─── MATERIAL PROVIDED ───

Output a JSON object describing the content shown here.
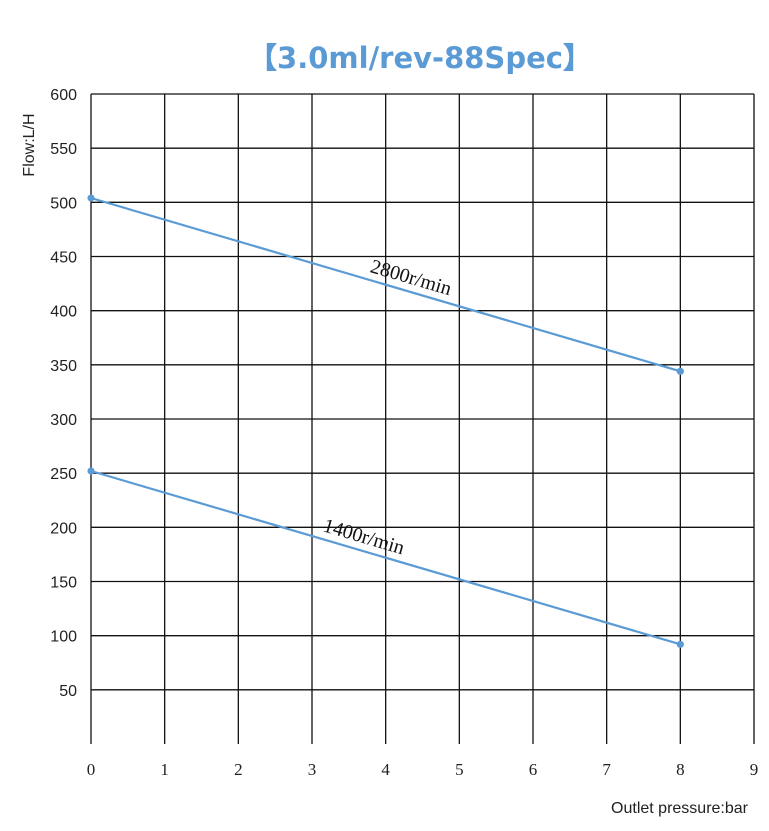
{
  "chart_data": {
    "type": "line",
    "title": "【3.0ml/rev-88Spec】",
    "xlabel": "Outlet pressure:bar",
    "ylabel": "Flow:L/H",
    "xlim": [
      0,
      9
    ],
    "ylim": [
      0,
      600
    ],
    "x_ticks": [
      "0",
      "1",
      "2",
      "3",
      "4",
      "5",
      "6",
      "7",
      "8",
      "9"
    ],
    "y_ticks": [
      "50",
      "100",
      "150",
      "200",
      "250",
      "300",
      "350",
      "400",
      "450",
      "500",
      "550",
      "600"
    ],
    "grid": true,
    "series": [
      {
        "name": "2800r/min",
        "x": [
          0,
          8
        ],
        "y": [
          504,
          344
        ]
      },
      {
        "name": "1400r/min",
        "x": [
          0,
          8
        ],
        "y": [
          252,
          92
        ]
      }
    ],
    "colors": {
      "title": "#5b9bd5",
      "series": "#5b9bd5",
      "grid": "#111111"
    }
  }
}
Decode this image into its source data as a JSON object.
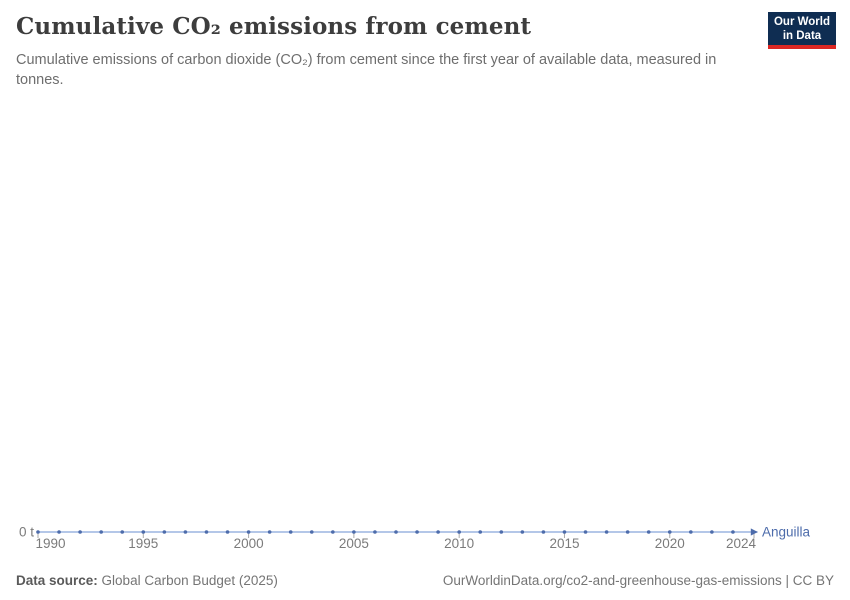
{
  "header": {
    "title": "Cumulative CO₂ emissions from cement",
    "subtitle": "Cumulative emissions of carbon dioxide (CO₂) from cement since the first year of available data, measured in tonnes.",
    "logo": {
      "line1": "Our World",
      "line2": "in Data",
      "bg_color": "#0f2d52",
      "accent_color": "#dc2723"
    }
  },
  "chart_data": {
    "type": "line",
    "title": "Cumulative CO₂ emissions from cement",
    "xlabel": "",
    "ylabel": "",
    "unit": "t",
    "grid": false,
    "legend_position": "end-of-line",
    "x": [
      1990,
      1991,
      1992,
      1993,
      1994,
      1995,
      1996,
      1997,
      1998,
      1999,
      2000,
      2001,
      2002,
      2003,
      2004,
      2005,
      2006,
      2007,
      2008,
      2009,
      2010,
      2011,
      2012,
      2013,
      2014,
      2015,
      2016,
      2017,
      2018,
      2019,
      2020,
      2021,
      2022,
      2023,
      2024
    ],
    "series": [
      {
        "name": "Anguilla",
        "values": [
          0,
          0,
          0,
          0,
          0,
          0,
          0,
          0,
          0,
          0,
          0,
          0,
          0,
          0,
          0,
          0,
          0,
          0,
          0,
          0,
          0,
          0,
          0,
          0,
          0,
          0,
          0,
          0,
          0,
          0,
          0,
          0,
          0,
          0,
          0
        ],
        "line_color": "#aabfe5",
        "marker_color": "#4d6cab"
      }
    ],
    "x_ticks": [
      1990,
      1995,
      2000,
      2005,
      2010,
      2015,
      2020,
      2024
    ],
    "y_ticks": [
      "0 t"
    ],
    "xlim": [
      1990,
      2024
    ],
    "ylim": [
      0,
      0
    ]
  },
  "footer": {
    "source_label": "Data source:",
    "source_text": "Global Carbon Budget (2025)",
    "link_text": "OurWorldinData.org/co2-and-greenhouse-gas-emissions | CC BY"
  }
}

───

REQUIREMENTS: Copy out every line of the listing that contains the string "emissions".

FINAL ANSWER:
    "title": "Cumulative CO₂ emissions from cement",
    "subtitle": "Cumulative emissions of carbon dioxide (CO₂) from cement since the first year of available data, measured in tonnes.",
    "title": "Cumulative CO₂ emissions from cement",
    "link_text": "OurWorldinData.org/co2-and-greenhouse-gas-emissions | CC BY"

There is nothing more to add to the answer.